[Saved entries]
..........
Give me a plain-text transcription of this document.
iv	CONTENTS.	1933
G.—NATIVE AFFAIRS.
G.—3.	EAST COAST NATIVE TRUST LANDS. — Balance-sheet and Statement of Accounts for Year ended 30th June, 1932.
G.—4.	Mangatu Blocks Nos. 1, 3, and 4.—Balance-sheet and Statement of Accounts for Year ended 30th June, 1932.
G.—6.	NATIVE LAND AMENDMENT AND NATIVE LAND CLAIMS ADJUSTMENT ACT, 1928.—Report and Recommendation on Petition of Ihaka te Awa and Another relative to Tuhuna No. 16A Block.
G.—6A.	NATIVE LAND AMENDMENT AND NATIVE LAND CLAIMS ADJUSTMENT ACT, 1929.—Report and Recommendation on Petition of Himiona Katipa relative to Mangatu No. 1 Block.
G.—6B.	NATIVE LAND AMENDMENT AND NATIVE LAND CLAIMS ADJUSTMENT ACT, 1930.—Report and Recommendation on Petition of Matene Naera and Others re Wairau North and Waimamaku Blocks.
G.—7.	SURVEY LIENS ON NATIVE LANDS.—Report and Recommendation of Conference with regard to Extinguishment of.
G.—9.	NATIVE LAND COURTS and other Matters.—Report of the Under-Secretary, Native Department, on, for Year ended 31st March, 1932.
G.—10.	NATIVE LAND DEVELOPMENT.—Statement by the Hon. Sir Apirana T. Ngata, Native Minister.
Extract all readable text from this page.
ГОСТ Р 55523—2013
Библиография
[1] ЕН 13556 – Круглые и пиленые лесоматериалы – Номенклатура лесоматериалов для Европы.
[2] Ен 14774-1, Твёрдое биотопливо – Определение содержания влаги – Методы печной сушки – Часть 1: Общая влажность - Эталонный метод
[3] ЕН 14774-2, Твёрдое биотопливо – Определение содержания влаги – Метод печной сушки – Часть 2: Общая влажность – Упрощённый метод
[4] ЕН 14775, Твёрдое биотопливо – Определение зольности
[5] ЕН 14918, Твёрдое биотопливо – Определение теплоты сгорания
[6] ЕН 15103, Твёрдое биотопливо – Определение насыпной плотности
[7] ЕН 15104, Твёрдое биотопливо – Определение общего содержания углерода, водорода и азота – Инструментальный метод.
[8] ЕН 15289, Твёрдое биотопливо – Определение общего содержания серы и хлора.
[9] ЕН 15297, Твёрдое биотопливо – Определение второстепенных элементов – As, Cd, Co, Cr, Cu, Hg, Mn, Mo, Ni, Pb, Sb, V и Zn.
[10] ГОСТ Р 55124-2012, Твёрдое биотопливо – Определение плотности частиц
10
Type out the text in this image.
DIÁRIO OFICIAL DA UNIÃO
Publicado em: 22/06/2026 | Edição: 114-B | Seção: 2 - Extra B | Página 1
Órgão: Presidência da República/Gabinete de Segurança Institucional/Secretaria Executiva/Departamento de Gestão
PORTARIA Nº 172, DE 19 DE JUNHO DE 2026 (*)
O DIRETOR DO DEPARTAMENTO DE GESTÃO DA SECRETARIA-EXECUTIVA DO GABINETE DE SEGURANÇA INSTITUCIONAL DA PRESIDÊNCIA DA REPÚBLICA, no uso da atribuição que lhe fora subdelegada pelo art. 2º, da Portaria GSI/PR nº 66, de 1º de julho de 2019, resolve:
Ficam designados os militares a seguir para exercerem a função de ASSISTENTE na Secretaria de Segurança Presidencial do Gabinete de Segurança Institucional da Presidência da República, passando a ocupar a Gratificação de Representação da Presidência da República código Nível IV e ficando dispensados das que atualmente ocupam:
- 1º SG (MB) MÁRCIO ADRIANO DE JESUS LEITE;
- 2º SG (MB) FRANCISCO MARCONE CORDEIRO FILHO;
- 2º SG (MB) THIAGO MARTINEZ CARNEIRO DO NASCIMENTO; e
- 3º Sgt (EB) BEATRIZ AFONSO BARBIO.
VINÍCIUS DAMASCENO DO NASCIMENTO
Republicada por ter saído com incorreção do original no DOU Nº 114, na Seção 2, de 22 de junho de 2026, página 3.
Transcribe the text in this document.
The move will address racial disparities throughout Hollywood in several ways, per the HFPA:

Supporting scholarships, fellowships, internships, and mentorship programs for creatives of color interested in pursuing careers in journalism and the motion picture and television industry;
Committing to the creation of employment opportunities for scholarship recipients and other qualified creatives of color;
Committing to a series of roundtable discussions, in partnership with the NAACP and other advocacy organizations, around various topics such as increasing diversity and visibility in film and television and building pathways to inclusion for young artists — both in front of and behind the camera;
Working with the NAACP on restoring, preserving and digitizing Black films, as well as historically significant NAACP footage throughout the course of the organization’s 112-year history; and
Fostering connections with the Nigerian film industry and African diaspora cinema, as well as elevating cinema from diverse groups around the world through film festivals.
..........
## [TASK INSTRUCTIONS]
Quote each line above in full, word for word.

## [CORRECT RESPONSE]
Give me a plain-text transcription of this document.
iv	CONTENTS.	1933
G.—NATIVE AFFAIRS.
G.—3.	EAST COAST NATIVE TRUST LANDS. — Balance-sheet and Statement of Accounts for Year ended 30th June, 1932.
G.—4.	Mangatu Blocks Nos. 1, 3, and 4.—Balance-sheet and Statement of Accounts for Year ended 30th June, 1932.
G.—6.	NATIVE LAND AMENDMENT AND NATIVE LAND CLAIMS ADJUSTMENT ACT, 1928.—Report and Recommendation on Petition of Ihaka te Awa and Another relative to Tuhuna No. 16A Block.
G.—6A.	NATIVE LAND AMENDMENT AND NATIVE LAND CLAIMS ADJUSTMENT ACT, 1929.—Report and Recommendation on Petition of Himiona Katipa relative to Mangatu No. 1 Block.
G.—6B.	NATIVE LAND AMENDMENT AND NATIVE LAND CLAIMS ADJUSTMENT ACT, 1930.—Report and Recommendation on Petition of Matene Naera and Others re Wairau North and Waimamaku Blocks.
G.—7.	SURVEY LIENS ON NATIVE LANDS.—Report and Recommendation of Conference with regard to Extinguishment of.
G.—9.	NATIVE LAND COURTS and other Matters.—Report of the Under-Secretary, Native Department, on, for Year ended 31st March, 1932.
G.—10.	NATIVE LAND DEVELOPMENT.—Statement by the Hon. Sir Apirana T. Ngata, Native Minister.
Extract all readable text from this page.
ГОСТ Р 55523—2013
Библиография
[1] ЕН 13556 – Круглые и пиленые лесоматериалы – Номенклатура лесоматериалов для Европы.
[2] Ен 14774-1, Твёрдое биотопливо – Определение содержания влаги – Методы печной сушки – Часть 1: Общая влажность - Эталонный метод
[3] ЕН 14774-2, Твёрдое биотопливо – Определение содержания влаги – Метод печной сушки – Часть 2: Общая влажность – Упрощённый метод
[4] ЕН 14775, Твёрдое биотопливо – Определение зольности
[5] ЕН 14918, Твёрдое биотопливо – Определение теплоты сгорания
[6] ЕН 15103, Твёрдое биотопливо – Определение насыпной плотности
[7] ЕН 15104, Твёрдое биотопливо – Определение общего содержания углерода, водорода и азота – Инструментальный метод.
[8] ЕН 15289, Твёрдое биотопливо – Определение общего содержания серы и хлора.
[9] ЕН 15297, Твёрдое биотопливо – Определение второстепенных элементов – As, Cd, Co, Cr, Cu, Hg, Mn, Mo, Ni, Pb, Sb, V и Zn.
[10] ГОСТ Р 55124-2012, Твёрдое биотопливо – Определение плотности частиц
10
Type out the text in this image.
DIÁRIO OFICIAL DA UNIÃO
Publicado em: 22/06/2026 | Edição: 114-B | Seção: 2 - Extra B | Página 1
Órgão: Presidência da República/Gabinete de Segurança Institucional/Secretaria Executiva/Departamento de Gestão
PORTARIA Nº 172, DE 19 DE JUNHO DE 2026 (*)
O DIRETOR DO DEPARTAMENTO DE GESTÃO DA SECRETARIA-EXECUTIVA DO GABINETE DE SEGURANÇA INSTITUCIONAL DA PRESIDÊNCIA DA REPÚBLICA, no uso da atribuição que lhe fora subdelegada pelo art. 2º, da Portaria GSI/PR nº 66, de 1º de julho de 2019, resolve:
Ficam designados os militares a seguir para exercerem a função de ASSISTENTE na Secretaria de Segurança Presidencial do Gabinete de Segurança Institucional da Presidência da República, passando a ocupar a Gratificação de Representação da Presidência da República código Nível IV e ficando dispensados das que atualmente ocupam:
- 1º SG (MB) MÁRCIO ADRIANO DE JESUS LEITE;
- 2º SG (MB) FRANCISCO MARCONE CORDEIRO FILHO;
- 2º SG (MB) THIAGO MARTINEZ CARNEIRO DO NASCIMENTO; e
- 3º Sgt (EB) BEATRIZ AFONSO BARBIO.
VINÍCIUS DAMASCENO DO NASCIMENTO
Republicada por ter saído com incorreção do original no DOU Nº 114, na Seção 2, de 22 de junho de 2026, página 3.
Transcribe the text in this document.
The move will address racial disparities throughout Hollywood in several ways, per the HFPA:

Supporting scholarships, fellowships, internships, and mentorship programs for creatives of color interested in pursuing careers in journalism and the motion picture and television industry;
Committing to the creation of employment opportunities for scholarship recipients and other qualified creatives of color;
Committing to a series of roundtable discussions, in partnership with the NAACP and other advocacy organizations, around various topics such as increasing diversity and visibility in film and television and building pathways to inclusion for young artists — both in front of and behind the camera;
Working with the NAACP on restoring, preserving and digitizing Black films, as well as historically significant NAACP footage throughout the course of the organization’s 112-year history; and
Fostering connections with the Nigerian film industry and African diaspora cinema, as well as elevating cinema from diverse groups around the world through film festivals.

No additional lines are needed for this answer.